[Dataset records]
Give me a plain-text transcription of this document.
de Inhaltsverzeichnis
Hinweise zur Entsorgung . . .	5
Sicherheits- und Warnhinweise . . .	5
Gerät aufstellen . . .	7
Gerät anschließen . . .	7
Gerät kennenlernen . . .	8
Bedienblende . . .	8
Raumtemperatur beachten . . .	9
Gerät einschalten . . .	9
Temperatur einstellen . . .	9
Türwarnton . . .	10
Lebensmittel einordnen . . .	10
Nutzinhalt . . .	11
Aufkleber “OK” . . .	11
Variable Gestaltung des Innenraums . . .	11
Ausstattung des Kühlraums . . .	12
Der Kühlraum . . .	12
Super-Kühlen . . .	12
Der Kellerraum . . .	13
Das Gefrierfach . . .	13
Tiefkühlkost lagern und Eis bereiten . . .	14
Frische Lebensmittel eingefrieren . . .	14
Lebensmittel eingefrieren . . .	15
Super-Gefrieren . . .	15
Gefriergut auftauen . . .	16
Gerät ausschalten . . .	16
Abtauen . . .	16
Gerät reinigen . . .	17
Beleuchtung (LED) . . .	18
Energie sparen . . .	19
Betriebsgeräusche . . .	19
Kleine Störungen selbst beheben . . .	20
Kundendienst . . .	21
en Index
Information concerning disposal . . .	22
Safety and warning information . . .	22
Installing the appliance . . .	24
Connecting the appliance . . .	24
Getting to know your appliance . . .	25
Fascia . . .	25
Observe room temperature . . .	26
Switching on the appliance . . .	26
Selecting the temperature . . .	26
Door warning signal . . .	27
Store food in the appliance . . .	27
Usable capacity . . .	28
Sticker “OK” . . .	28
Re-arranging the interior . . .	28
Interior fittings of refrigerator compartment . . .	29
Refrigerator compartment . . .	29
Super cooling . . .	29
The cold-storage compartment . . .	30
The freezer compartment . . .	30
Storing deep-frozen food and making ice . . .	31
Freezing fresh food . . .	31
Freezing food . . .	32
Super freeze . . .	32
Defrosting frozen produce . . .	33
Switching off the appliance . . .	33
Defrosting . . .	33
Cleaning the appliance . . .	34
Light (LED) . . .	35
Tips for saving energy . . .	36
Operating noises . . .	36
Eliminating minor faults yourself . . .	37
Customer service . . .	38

**OBJECTIVE:**
Figure out how many lines of the data above include "frozen", then give the number and nothing more.

**SOLUTION TO THIS PROBLEM:**
2